### Exercise directions:
Locate each line in the entries below that contains the string "title", and copy those lines in full.
**** Data for processing
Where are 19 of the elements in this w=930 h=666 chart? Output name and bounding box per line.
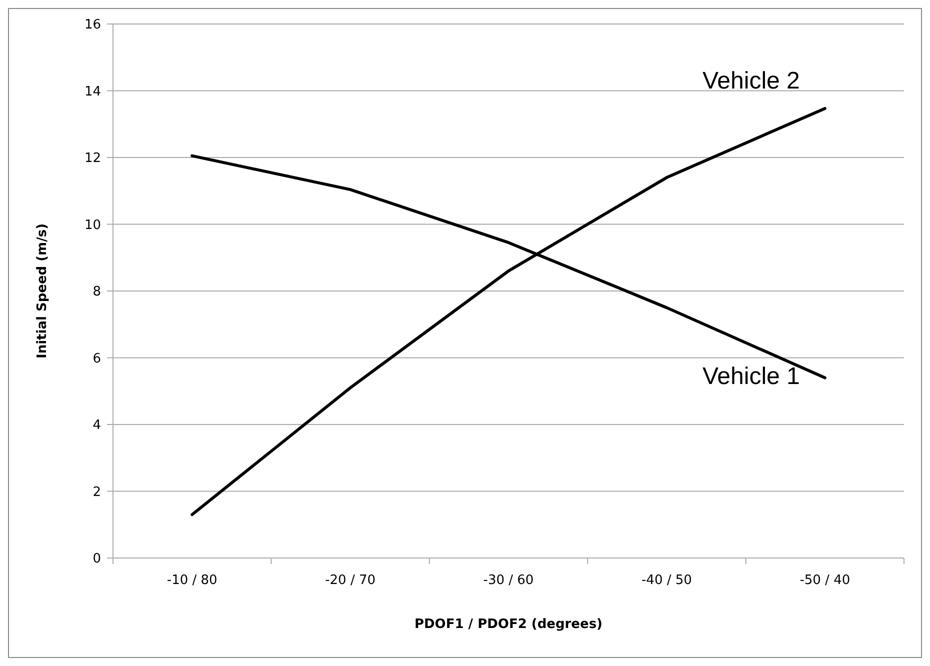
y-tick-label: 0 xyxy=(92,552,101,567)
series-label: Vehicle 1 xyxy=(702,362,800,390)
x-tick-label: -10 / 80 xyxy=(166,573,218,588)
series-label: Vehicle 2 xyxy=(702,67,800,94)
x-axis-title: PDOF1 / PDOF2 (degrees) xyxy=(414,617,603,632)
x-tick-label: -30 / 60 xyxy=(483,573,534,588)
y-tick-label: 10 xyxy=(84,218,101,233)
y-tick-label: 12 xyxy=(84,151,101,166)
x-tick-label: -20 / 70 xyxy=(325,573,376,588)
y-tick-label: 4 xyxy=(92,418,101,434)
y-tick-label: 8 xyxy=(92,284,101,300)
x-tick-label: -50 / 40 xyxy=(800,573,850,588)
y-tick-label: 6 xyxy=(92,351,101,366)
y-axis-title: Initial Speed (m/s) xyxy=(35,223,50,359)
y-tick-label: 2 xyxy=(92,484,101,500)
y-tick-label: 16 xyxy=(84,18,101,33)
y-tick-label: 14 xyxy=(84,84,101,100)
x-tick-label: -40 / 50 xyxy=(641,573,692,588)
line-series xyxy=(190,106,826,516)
********
### The reply:
x-axis-title: PDOF1 / PDOF2 (degrees) xyxy=(414,617,603,632)
y-axis-title: Initial Speed (m/s) xyxy=(35,223,50,359)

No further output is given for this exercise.